(Records that describe figures)
========

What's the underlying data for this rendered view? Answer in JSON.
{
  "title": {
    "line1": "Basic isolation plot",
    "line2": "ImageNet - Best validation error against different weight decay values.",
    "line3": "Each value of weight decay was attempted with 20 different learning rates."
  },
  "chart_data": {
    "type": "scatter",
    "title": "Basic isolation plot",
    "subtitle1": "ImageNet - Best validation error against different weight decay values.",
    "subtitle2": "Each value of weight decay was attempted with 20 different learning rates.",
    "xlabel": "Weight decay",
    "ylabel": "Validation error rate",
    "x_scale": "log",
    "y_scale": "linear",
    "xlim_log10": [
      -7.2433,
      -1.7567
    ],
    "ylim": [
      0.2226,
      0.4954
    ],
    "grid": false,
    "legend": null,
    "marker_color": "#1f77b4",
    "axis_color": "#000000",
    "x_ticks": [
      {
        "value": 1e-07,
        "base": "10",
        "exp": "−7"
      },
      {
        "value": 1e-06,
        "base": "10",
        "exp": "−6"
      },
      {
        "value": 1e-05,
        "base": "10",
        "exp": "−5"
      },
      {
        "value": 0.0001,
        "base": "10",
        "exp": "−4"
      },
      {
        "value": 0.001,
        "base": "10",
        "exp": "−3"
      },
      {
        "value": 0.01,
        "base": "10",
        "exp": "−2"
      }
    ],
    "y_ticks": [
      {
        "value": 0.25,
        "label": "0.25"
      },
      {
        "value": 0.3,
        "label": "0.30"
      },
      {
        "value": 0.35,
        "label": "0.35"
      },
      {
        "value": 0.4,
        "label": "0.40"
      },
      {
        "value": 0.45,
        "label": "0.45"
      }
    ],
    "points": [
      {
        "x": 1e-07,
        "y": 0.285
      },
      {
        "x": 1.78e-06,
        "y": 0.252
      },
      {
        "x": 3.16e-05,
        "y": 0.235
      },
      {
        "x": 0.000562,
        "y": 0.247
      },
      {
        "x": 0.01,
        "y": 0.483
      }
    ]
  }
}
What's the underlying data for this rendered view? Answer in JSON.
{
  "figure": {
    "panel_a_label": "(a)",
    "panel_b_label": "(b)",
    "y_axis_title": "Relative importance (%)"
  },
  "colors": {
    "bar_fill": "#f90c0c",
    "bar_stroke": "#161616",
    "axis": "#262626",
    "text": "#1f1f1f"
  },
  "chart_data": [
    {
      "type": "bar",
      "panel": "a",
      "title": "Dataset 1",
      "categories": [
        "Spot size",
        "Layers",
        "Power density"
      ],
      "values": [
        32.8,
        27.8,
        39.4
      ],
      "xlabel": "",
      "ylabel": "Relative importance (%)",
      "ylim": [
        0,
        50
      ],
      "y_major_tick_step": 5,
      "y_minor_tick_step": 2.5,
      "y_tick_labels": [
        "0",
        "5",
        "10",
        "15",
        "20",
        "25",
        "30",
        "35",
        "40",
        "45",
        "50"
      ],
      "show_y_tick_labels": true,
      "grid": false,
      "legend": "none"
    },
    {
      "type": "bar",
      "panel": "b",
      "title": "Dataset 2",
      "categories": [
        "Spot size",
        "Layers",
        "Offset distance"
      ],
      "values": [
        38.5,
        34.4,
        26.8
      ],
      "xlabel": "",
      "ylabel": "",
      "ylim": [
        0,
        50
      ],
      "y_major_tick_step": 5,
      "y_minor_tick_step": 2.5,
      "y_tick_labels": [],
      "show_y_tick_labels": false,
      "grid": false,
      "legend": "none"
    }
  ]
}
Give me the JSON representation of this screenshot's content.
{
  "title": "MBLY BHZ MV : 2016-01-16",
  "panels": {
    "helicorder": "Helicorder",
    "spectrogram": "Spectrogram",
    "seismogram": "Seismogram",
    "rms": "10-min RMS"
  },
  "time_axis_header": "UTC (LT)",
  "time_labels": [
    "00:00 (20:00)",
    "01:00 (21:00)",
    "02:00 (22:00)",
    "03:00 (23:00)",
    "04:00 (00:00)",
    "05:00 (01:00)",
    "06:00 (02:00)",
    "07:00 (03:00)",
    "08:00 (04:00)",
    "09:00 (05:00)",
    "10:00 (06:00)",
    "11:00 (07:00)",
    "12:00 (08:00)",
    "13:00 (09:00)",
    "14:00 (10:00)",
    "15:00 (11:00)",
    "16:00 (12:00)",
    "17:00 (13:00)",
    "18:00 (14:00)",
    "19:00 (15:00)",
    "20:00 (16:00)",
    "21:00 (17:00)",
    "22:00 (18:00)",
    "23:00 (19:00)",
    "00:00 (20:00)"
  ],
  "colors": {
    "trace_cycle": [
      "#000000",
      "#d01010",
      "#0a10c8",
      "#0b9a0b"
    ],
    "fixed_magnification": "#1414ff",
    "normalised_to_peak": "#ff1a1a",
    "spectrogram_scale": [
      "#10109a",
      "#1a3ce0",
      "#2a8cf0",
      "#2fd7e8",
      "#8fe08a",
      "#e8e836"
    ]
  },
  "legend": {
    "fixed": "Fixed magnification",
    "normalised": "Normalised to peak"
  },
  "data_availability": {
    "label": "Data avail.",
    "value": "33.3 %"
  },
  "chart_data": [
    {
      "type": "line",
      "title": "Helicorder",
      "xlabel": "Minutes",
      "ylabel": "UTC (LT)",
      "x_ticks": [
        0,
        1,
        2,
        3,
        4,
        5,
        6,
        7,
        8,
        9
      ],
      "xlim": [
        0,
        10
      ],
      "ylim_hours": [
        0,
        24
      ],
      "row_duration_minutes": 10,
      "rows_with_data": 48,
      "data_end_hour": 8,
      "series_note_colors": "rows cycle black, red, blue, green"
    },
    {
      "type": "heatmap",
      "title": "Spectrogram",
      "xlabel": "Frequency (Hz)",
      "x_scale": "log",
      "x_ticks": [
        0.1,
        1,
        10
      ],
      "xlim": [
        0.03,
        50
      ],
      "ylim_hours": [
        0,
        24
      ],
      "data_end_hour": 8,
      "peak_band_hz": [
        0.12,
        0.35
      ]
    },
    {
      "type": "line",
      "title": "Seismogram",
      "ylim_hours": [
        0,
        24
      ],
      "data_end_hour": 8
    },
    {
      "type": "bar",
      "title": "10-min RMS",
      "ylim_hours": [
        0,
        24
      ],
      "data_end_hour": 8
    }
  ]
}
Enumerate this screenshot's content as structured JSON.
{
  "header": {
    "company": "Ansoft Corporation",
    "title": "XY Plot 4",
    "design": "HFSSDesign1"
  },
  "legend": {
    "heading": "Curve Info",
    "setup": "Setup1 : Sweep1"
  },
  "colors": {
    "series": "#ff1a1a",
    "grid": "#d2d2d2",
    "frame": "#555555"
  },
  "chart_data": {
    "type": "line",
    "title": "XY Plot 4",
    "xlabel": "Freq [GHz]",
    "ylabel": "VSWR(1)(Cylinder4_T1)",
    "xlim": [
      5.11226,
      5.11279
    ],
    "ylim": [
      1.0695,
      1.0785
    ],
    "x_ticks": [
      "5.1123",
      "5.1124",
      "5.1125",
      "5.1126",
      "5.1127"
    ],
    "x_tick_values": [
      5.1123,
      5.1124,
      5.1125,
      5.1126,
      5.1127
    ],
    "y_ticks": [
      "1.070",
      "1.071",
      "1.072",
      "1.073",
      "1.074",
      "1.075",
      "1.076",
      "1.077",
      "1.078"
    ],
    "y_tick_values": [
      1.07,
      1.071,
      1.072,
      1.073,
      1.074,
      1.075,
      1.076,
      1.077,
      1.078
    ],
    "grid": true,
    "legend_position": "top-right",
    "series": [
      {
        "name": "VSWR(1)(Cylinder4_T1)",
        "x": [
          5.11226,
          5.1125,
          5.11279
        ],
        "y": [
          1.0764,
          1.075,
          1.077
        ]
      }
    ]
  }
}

========

Exercise brief -
Restate the listing in full, word for word.

Exercise solution -
What's the underlying data for this rendered view? Answer in JSON.
{
  "title": {
    "line1": "Basic isolation plot",
    "line2": "ImageNet - Best validation error against different weight decay values.",
    "line3": "Each value of weight decay was attempted with 20 different learning rates."
  },
  "chart_data": {
    "type": "scatter",
    "title": "Basic isolation plot",
    "subtitle1": "ImageNet - Best validation error against different weight decay values.",
    "subtitle2": "Each value of weight decay was attempted with 20 different learning rates.",
    "xlabel": "Weight decay",
    "ylabel": "Validation error rate",
    "x_scale": "log",
    "y_scale": "linear",
    "xlim_log10": [
      -7.2433,
      -1.7567
    ],
    "ylim": [
      0.2226,
      0.4954
    ],
    "grid": false,
    "legend": null,
    "marker_color": "#1f77b4",
    "axis_color": "#000000",
    "x_ticks": [
      {
        "value": 1e-07,
        "base": "10",
        "exp": "−7"
      },
      {
        "value": 1e-06,
        "base": "10",
        "exp": "−6"
      },
      {
        "value": 1e-05,
        "base": "10",
        "exp": "−5"
      },
      {
        "value": 0.0001,
        "base": "10",
        "exp": "−4"
      },
      {
        "value": 0.001,
        "base": "10",
        "exp": "−3"
      },
      {
        "value": 0.01,
        "base": "10",
        "exp": "−2"
      }
    ],
    "y_ticks": [
      {
        "value": 0.25,
        "label": "0.25"
      },
      {
        "value": 0.3,
        "label": "0.30"
      },
      {
        "value": 0.35,
        "label": "0.35"
      },
      {
        "value": 0.4,
        "label": "0.40"
      },
      {
        "value": 0.45,
        "label": "0.45"
      }
    ],
    "points": [
      {
        "x": 1e-07,
        "y": 0.285
      },
      {
        "x": 1.78e-06,
        "y": 0.252
      },
      {
        "x": 3.16e-05,
        "y": 0.235
      },
      {
        "x": 0.000562,
        "y": 0.247
      },
      {
        "x": 0.01,
        "y": 0.483
      }
    ]
  }
}
What's the underlying data for this rendered view? Answer in JSON.
{
  "figure": {
    "panel_a_label": "(a)",
    "panel_b_label": "(b)",
    "y_axis_title": "Relative importance (%)"
  },
  "colors": {
    "bar_fill": "#f90c0c",
    "bar_stroke": "#161616",
    "axis": "#262626",
    "text": "#1f1f1f"
  },
  "chart_data": [
    {
      "type": "bar",
      "panel": "a",
      "title": "Dataset 1",
      "categories": [
        "Spot size",
        "Layers",
        "Power density"
      ],
      "values": [
        32.8,
        27.8,
        39.4
      ],
      "xlabel": "",
      "ylabel": "Relative importance (%)",
      "ylim": [
        0,
        50
      ],
      "y_major_tick_step": 5,
      "y_minor_tick_step": 2.5,
      "y_tick_labels": [
        "0",
        "5",
        "10",
        "15",
        "20",
        "25",
        "30",
        "35",
        "40",
        "45",
        "50"
      ],
      "show_y_tick_labels": true,
      "grid": false,
      "legend": "none"
    },
    {
      "type": "bar",
      "panel": "b",
      "title": "Dataset 2",
      "categories": [
        "Spot size",
        "Layers",
        "Offset distance"
      ],
      "values": [
        38.5,
        34.4,
        26.8
      ],
      "xlabel": "",
      "ylabel": "",
      "ylim": [
        0,
        50
      ],
      "y_major_tick_step": 5,
      "y_minor_tick_step": 2.5,
      "y_tick_labels": [],
      "show_y_tick_labels": false,
      "grid": false,
      "legend": "none"
    }
  ]
}
Give me the JSON representation of this screenshot's content.
{
  "title": "MBLY BHZ MV : 2016-01-16",
  "panels": {
    "helicorder": "Helicorder",
    "spectrogram": "Spectrogram",
    "seismogram": "Seismogram",
    "rms": "10-min RMS"
  },
  "time_axis_header": "UTC (LT)",
  "time_labels": [
    "00:00 (20:00)",
    "01:00 (21:00)",
    "02:00 (22:00)",
    "03:00 (23:00)",
    "04:00 (00:00)",
    "05:00 (01:00)",
    "06:00 (02:00)",
    "07:00 (03:00)",
    "08:00 (04:00)",
    "09:00 (05:00)",
    "10:00 (06:00)",
    "11:00 (07:00)",
    "12:00 (08:00)",
    "13:00 (09:00)",
    "14:00 (10:00)",
    "15:00 (11:00)",
    "16:00 (12:00)",
    "17:00 (13:00)",
    "18:00 (14:00)",
    "19:00 (15:00)",
    "20:00 (16:00)",
    "21:00 (17:00)",
    "22:00 (18:00)",
    "23:00 (19:00)",
    "00:00 (20:00)"
  ],
  "colors": {
    "trace_cycle": [
      "#000000",
      "#d01010",
      "#0a10c8",
      "#0b9a0b"
    ],
    "fixed_magnification": "#1414ff",
    "normalised_to_peak": "#ff1a1a",
    "spectrogram_scale": [
      "#10109a",
      "#1a3ce0",
      "#2a8cf0",
      "#2fd7e8",
      "#8fe08a",
      "#e8e836"
    ]
  },
  "legend": {
    "fixed": "Fixed magnification",
    "normalised": "Normalised to peak"
  },
  "data_availability": {
    "label": "Data avail.",
    "value": "33.3 %"
  },
  "chart_data": [
    {
      "type": "line",
      "title": "Helicorder",
      "xlabel": "Minutes",
      "ylabel": "UTC (LT)",
      "x_ticks": [
        0,
        1,
        2,
        3,
        4,
        5,
        6,
        7,
        8,
        9
      ],
      "xlim": [
        0,
        10
      ],
      "ylim_hours": [
        0,
        24
      ],
      "row_duration_minutes": 10,
      "rows_with_data": 48,
      "data_end_hour": 8,
      "series_note_colors": "rows cycle black, red, blue, green"
    },
    {
      "type": "heatmap",
      "title": "Spectrogram",
      "xlabel": "Frequency (Hz)",
      "x_scale": "log",
      "x_ticks": [
        0.1,
        1,
        10
      ],
      "xlim": [
        0.03,
        50
      ],
      "ylim_hours": [
        0,
        24
      ],
      "data_end_hour": 8,
      "peak_band_hz": [
        0.12,
        0.35
      ]
    },
    {
      "type": "line",
      "title": "Seismogram",
      "ylim_hours": [
        0,
        24
      ],
      "data_end_hour": 8
    },
    {
      "type": "bar",
      "title": "10-min RMS",
      "ylim_hours": [
        0,
        24
      ],
      "data_end_hour": 8
    }
  ]
}
Enumerate this screenshot's content as structured JSON.
{
  "header": {
    "company": "Ansoft Corporation",
    "title": "XY Plot 4",
    "design": "HFSSDesign1"
  },
  "legend": {
    "heading": "Curve Info",
    "setup": "Setup1 : Sweep1"
  },
  "colors": {
    "series": "#ff1a1a",
    "grid": "#d2d2d2",
    "frame": "#555555"
  },
  "chart_data": {
    "type": "line",
    "title": "XY Plot 4",
    "xlabel": "Freq [GHz]",
    "ylabel": "VSWR(1)(Cylinder4_T1)",
    "xlim": [
      5.11226,
      5.11279
    ],
    "ylim": [
      1.0695,
      1.0785
    ],
    "x_ticks": [
      "5.1123",
      "5.1124",
      "5.1125",
      "5.1126",
      "5.1127"
    ],
    "x_tick_values": [
      5.1123,
      5.1124,
      5.1125,
      5.1126,
      5.1127
    ],
    "y_ticks": [
      "1.070",
      "1.071",
      "1.072",
      "1.073",
      "1.074",
      "1.075",
      "1.076",
      "1.077",
      "1.078"
    ],
    "y_tick_values": [
      1.07,
      1.071,
      1.072,
      1.073,
      1.074,
      1.075,
      1.076,
      1.077,
      1.078
    ],
    "grid": true,
    "legend_position": "top-right",
    "series": [
      {
        "name": "VSWR(1)(Cylinder4_T1)",
        "x": [
          5.11226,
          5.1125,
          5.11279
        ],
        "y": [
          1.0764,
          1.075,
          1.077
        ]
      }
    ]
  }
}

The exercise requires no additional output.